__The input__:
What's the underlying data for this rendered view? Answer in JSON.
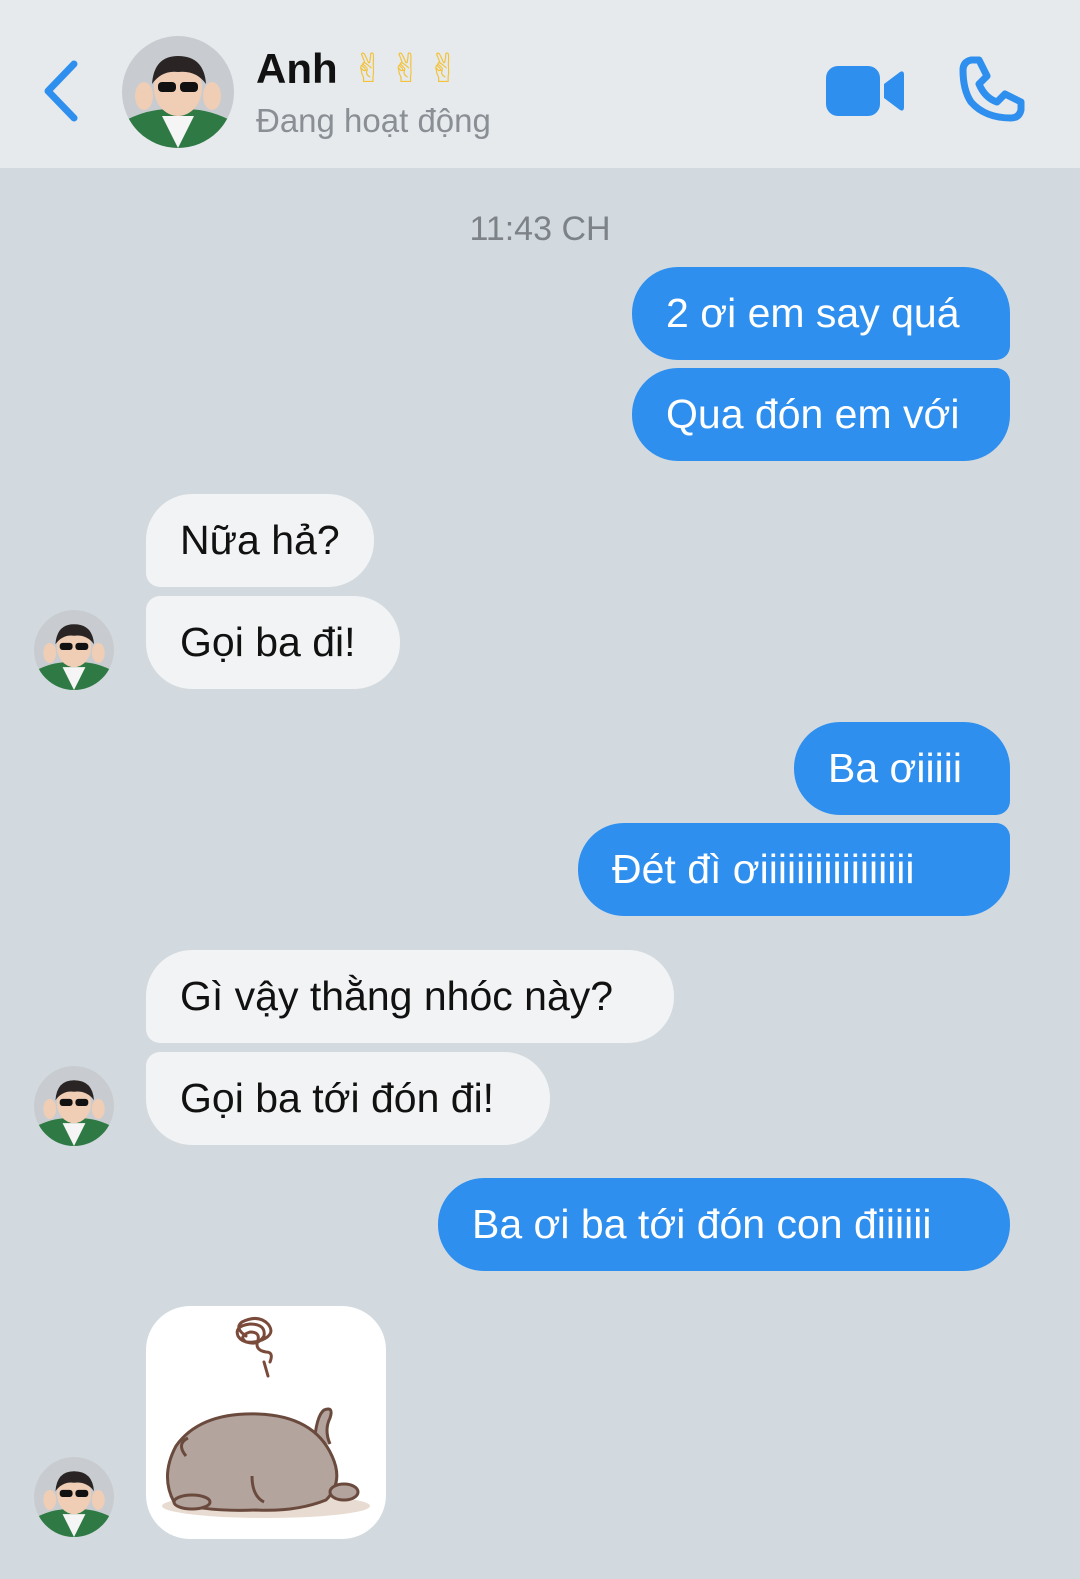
{
  "header": {
    "name": "Anh",
    "emojis": "✌✌✌",
    "status": "Đang hoạt động"
  },
  "conversation": {
    "timestamp": "11:43 CH",
    "messages": [
      {
        "id": "m1",
        "from": "me",
        "text": "2 ơi em say quá"
      },
      {
        "id": "m2",
        "from": "me",
        "text": "Qua đón em với"
      },
      {
        "id": "m3",
        "from": "contact",
        "text": "Nữa hả?"
      },
      {
        "id": "m4",
        "from": "contact",
        "text": "Gọi ba đi!"
      },
      {
        "id": "m5",
        "from": "me",
        "text": "Ba ơiiiii"
      },
      {
        "id": "m6",
        "from": "me",
        "text": "Đét đì ơiiiiiiiiiiiiiiiii"
      },
      {
        "id": "m7",
        "from": "contact",
        "text": "Gì vậy thằng nhóc này?"
      },
      {
        "id": "m8",
        "from": "contact",
        "text": "Gọi ba tới đón đi!"
      },
      {
        "id": "m9",
        "from": "me",
        "text": "Ba ơi ba tới đón con điiiiii"
      }
    ],
    "sticker": {
      "from": "contact",
      "icon": "sleeping-cat-sticker"
    }
  },
  "icons": {
    "back": "chevron-left-icon",
    "video": "video-camera-icon",
    "call": "phone-icon"
  },
  "colors": {
    "accent": "#2e8fee",
    "background": "#d2dadf",
    "header": "#e6eaec",
    "incoming_bubble": "#f2f3f4"
  }
}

__Requirement__:
Take every line from the data above that holds "text" and copy it out.

__The completed task__:
        "text": "2 ơi em say quá"
        "text": "Qua đón em với"
        "text": "Nữa hả?"
        "text": "Gọi ba đi!"
        "text": "Ba ơiiiii"
        "text": "Đét đì ơiiiiiiiiiiiiiiiii"
        "text": "Gì vậy thằng nhóc này?"
        "text": "Gọi ba tới đón đi!"
        "text": "Ba ơi ba tới đón con điiiiii"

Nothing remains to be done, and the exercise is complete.